* begin *

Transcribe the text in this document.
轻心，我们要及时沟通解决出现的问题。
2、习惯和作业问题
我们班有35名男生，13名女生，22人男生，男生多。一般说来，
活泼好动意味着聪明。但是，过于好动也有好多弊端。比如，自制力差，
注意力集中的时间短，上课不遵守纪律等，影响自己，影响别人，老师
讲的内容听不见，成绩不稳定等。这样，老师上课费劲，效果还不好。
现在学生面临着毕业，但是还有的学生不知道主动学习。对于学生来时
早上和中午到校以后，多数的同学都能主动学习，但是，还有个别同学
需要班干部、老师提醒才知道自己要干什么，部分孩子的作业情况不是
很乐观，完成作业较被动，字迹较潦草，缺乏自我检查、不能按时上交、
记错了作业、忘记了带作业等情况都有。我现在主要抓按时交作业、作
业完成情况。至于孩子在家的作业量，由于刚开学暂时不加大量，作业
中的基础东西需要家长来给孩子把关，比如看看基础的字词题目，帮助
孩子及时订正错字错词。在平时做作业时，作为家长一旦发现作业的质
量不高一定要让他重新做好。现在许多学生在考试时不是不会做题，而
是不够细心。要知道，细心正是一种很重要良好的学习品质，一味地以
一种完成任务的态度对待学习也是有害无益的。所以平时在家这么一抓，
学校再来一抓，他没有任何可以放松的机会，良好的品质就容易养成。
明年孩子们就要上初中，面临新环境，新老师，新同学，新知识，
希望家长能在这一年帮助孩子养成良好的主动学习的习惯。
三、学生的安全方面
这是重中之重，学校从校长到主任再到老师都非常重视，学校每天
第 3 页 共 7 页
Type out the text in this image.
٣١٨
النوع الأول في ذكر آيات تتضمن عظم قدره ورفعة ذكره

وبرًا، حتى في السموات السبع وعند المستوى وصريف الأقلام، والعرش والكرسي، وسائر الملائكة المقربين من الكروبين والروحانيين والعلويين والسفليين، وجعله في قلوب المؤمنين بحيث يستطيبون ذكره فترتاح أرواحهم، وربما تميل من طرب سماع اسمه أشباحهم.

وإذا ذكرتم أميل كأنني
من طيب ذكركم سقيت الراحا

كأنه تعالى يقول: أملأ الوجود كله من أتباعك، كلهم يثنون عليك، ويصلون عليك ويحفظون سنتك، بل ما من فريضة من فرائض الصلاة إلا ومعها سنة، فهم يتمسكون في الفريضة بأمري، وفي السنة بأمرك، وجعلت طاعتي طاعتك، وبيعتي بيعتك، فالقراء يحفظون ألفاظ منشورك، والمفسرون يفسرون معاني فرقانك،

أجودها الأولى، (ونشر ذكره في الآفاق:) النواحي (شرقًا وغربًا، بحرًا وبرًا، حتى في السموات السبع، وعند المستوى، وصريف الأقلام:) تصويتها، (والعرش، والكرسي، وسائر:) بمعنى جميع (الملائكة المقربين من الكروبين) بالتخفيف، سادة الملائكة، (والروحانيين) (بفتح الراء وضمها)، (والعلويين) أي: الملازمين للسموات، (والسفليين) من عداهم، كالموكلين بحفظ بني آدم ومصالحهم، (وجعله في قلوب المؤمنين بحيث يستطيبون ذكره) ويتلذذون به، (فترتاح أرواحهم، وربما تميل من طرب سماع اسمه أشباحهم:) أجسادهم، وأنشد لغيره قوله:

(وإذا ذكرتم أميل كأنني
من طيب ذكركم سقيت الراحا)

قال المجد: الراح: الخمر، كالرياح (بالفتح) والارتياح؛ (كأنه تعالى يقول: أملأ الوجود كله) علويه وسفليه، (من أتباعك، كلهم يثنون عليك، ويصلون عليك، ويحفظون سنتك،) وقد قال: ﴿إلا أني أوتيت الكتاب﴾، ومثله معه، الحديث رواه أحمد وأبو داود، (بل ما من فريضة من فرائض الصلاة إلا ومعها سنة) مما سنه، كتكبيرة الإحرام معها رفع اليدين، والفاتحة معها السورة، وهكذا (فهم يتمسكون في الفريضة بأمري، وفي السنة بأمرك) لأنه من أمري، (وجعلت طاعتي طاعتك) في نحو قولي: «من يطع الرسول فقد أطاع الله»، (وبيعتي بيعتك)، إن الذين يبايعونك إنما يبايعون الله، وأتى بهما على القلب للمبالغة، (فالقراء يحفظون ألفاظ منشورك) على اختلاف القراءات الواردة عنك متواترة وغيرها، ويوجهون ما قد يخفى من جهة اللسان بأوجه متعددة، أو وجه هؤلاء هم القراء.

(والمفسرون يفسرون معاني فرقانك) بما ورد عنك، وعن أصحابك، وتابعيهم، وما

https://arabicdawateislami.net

* end *

(To be done):
Repeat the records above exactly, leaving none out.

(Exercise solution):
Transcribe the text in this document.
轻心，我们要及时沟通解决出现的问题。
2、习惯和作业问题
我们班有35名男生，13名女生，22人男生，男生多。一般说来，
活泼好动意味着聪明。但是，过于好动也有好多弊端。比如，自制力差，
注意力集中的时间短，上课不遵守纪律等，影响自己，影响别人，老师
讲的内容听不见，成绩不稳定等。这样，老师上课费劲，效果还不好。
现在学生面临着毕业，但是还有的学生不知道主动学习。对于学生来时
早上和中午到校以后，多数的同学都能主动学习，但是，还有个别同学
需要班干部、老师提醒才知道自己要干什么，部分孩子的作业情况不是
很乐观，完成作业较被动，字迹较潦草，缺乏自我检查、不能按时上交、
记错了作业、忘记了带作业等情况都有。我现在主要抓按时交作业、作
业完成情况。至于孩子在家的作业量，由于刚开学暂时不加大量，作业
中的基础东西需要家长来给孩子把关，比如看看基础的字词题目，帮助
孩子及时订正错字错词。在平时做作业时，作为家长一旦发现作业的质
量不高一定要让他重新做好。现在许多学生在考试时不是不会做题，而
是不够细心。要知道，细心正是一种很重要良好的学习品质，一味地以
一种完成任务的态度对待学习也是有害无益的。所以平时在家这么一抓，
学校再来一抓，他没有任何可以放松的机会，良好的品质就容易养成。
明年孩子们就要上初中，面临新环境，新老师，新同学，新知识，
希望家长能在这一年帮助孩子养成良好的主动学习的习惯。
三、学生的安全方面
这是重中之重，学校从校长到主任再到老师都非常重视，学校每天
第 3 页 共 7 页
Type out the text in this image.
٣١٨
النوع الأول في ذكر آيات تتضمن عظم قدره ورفعة ذكره

وبرًا، حتى في السموات السبع وعند المستوى وصريف الأقلام، والعرش والكرسي، وسائر الملائكة المقربين من الكروبين والروحانيين والعلويين والسفليين، وجعله في قلوب المؤمنين بحيث يستطيبون ذكره فترتاح أرواحهم، وربما تميل من طرب سماع اسمه أشباحهم.

وإذا ذكرتم أميل كأنني
من طيب ذكركم سقيت الراحا

كأنه تعالى يقول: أملأ الوجود كله من أتباعك، كلهم يثنون عليك، ويصلون عليك ويحفظون سنتك، بل ما من فريضة من فرائض الصلاة إلا ومعها سنة، فهم يتمسكون في الفريضة بأمري، وفي السنة بأمرك، وجعلت طاعتي طاعتك، وبيعتي بيعتك، فالقراء يحفظون ألفاظ منشورك، والمفسرون يفسرون معاني فرقانك،

أجودها الأولى، (ونشر ذكره في الآفاق:) النواحي (شرقًا وغربًا، بحرًا وبرًا، حتى في السموات السبع، وعند المستوى، وصريف الأقلام:) تصويتها، (والعرش، والكرسي، وسائر:) بمعنى جميع (الملائكة المقربين من الكروبين) بالتخفيف، سادة الملائكة، (والروحانيين) (بفتح الراء وضمها)، (والعلويين) أي: الملازمين للسموات، (والسفليين) من عداهم، كالموكلين بحفظ بني آدم ومصالحهم، (وجعله في قلوب المؤمنين بحيث يستطيبون ذكره) ويتلذذون به، (فترتاح أرواحهم، وربما تميل من طرب سماع اسمه أشباحهم:) أجسادهم، وأنشد لغيره قوله:

(وإذا ذكرتم أميل كأنني
من طيب ذكركم سقيت الراحا)

قال المجد: الراح: الخمر، كالرياح (بالفتح) والارتياح؛ (كأنه تعالى يقول: أملأ الوجود كله) علويه وسفليه، (من أتباعك، كلهم يثنون عليك، ويصلون عليك، ويحفظون سنتك،) وقد قال: ﴿إلا أني أوتيت الكتاب﴾، ومثله معه، الحديث رواه أحمد وأبو داود، (بل ما من فريضة من فرائض الصلاة إلا ومعها سنة) مما سنه، كتكبيرة الإحرام معها رفع اليدين، والفاتحة معها السورة، وهكذا (فهم يتمسكون في الفريضة بأمري، وفي السنة بأمرك) لأنه من أمري، (وجعلت طاعتي طاعتك) في نحو قولي: «من يطع الرسول فقد أطاع الله»، (وبيعتي بيعتك)، إن الذين يبايعونك إنما يبايعون الله، وأتى بهما على القلب للمبالغة، (فالقراء يحفظون ألفاظ منشورك) على اختلاف القراءات الواردة عنك متواترة وغيرها، ويوجهون ما قد يخفى من جهة اللسان بأوجه متعددة، أو وجه هؤلاء هم القراء.

(والمفسرون يفسرون معاني فرقانك) بما ورد عنك، وعن أصحابك، وتابعيهم، وما

https://arabicdawateislami.net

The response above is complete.